Figure contents as structured data:

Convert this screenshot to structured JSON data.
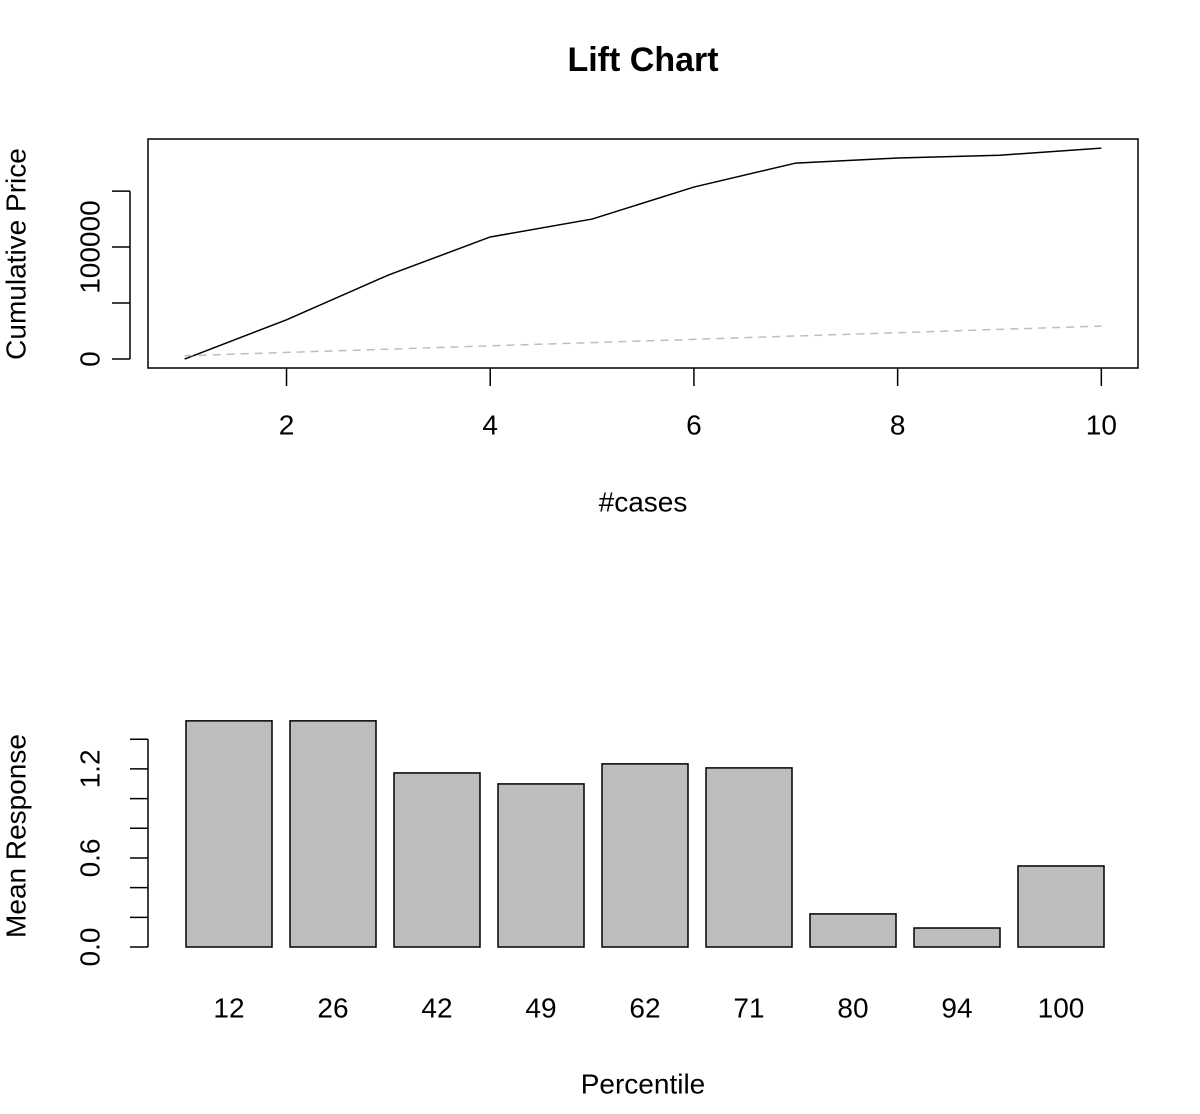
{
  "chart_data": [
    {
      "type": "line",
      "title": "Lift Chart",
      "x_label": "#cases",
      "y_label": "Cumulative Price",
      "x": [
        1,
        2,
        3,
        4,
        5,
        6,
        7,
        8,
        9,
        10
      ],
      "series": [
        {
          "color": "#000000",
          "dashed": false,
          "values": [
            0,
            35000,
            75000,
            109000,
            125000,
            153600,
            175000,
            179500,
            182000,
            188400
          ]
        },
        {
          "color": "#bebebe",
          "dashed": true,
          "values": [
            2900,
            5900,
            8800,
            11800,
            14700,
            17600,
            20600,
            23500,
            26500,
            29400
          ]
        }
      ],
      "xlim": [
        0.64,
        10.36
      ],
      "ylim": [
        -8000,
        196500
      ],
      "xticks": [
        2,
        4,
        6,
        8,
        10
      ],
      "yticks": [
        0,
        100000
      ],
      "yminor_ticks": [
        50000,
        150000
      ],
      "box": true
    },
    {
      "type": "bar",
      "x_label": "Percentile",
      "y_label": "Mean Response",
      "categories": [
        "12",
        "26",
        "42",
        "49",
        "62",
        "71",
        "80",
        "94",
        "100"
      ],
      "values": [
        1.524,
        1.524,
        1.173,
        1.099,
        1.234,
        1.207,
        0.223,
        0.128,
        0.546
      ],
      "color": "#bebebe",
      "ylim": [
        0,
        1.55
      ],
      "yticks": [
        {
          "value": 0,
          "label": "0.0"
        },
        {
          "value": 0.6,
          "label": "0.6"
        },
        {
          "value": 1.2,
          "label": "1.2"
        }
      ],
      "yminor_ticks": [
        0.2,
        0.4,
        0.8,
        1.0,
        1.4
      ],
      "box": false
    }
  ]
}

Exercise brief =
Output the material word for word, omitting its pictures.

Answer to this exercise =
Convert this screenshot to structured JSON data.
{
  "chart_data": [
    {
      "type": "line",
      "title": "Lift Chart",
      "x_label": "#cases",
      "y_label": "Cumulative Price",
      "x": [
        1,
        2,
        3,
        4,
        5,
        6,
        7,
        8,
        9,
        10
      ],
      "series": [
        {
          "color": "#000000",
          "dashed": false,
          "values": [
            0,
            35000,
            75000,
            109000,
            125000,
            153600,
            175000,
            179500,
            182000,
            188400
          ]
        },
        {
          "color": "#bebebe",
          "dashed": true,
          "values": [
            2900,
            5900,
            8800,
            11800,
            14700,
            17600,
            20600,
            23500,
            26500,
            29400
          ]
        }
      ],
      "xlim": [
        0.64,
        10.36
      ],
      "ylim": [
        -8000,
        196500
      ],
      "xticks": [
        2,
        4,
        6,
        8,
        10
      ],
      "yticks": [
        0,
        100000
      ],
      "yminor_ticks": [
        50000,
        150000
      ],
      "box": true
    },
    {
      "type": "bar",
      "x_label": "Percentile",
      "y_label": "Mean Response",
      "categories": [
        "12",
        "26",
        "42",
        "49",
        "62",
        "71",
        "80",
        "94",
        "100"
      ],
      "values": [
        1.524,
        1.524,
        1.173,
        1.099,
        1.234,
        1.207,
        0.223,
        0.128,
        0.546
      ],
      "color": "#bebebe",
      "ylim": [
        0,
        1.55
      ],
      "yticks": [
        {
          "value": 0,
          "label": "0.0"
        },
        {
          "value": 0.6,
          "label": "0.6"
        },
        {
          "value": 1.2,
          "label": "1.2"
        }
      ],
      "yminor_ticks": [
        0.2,
        0.4,
        0.8,
        1.0,
        1.4
      ],
      "box": false
    }
  ]
}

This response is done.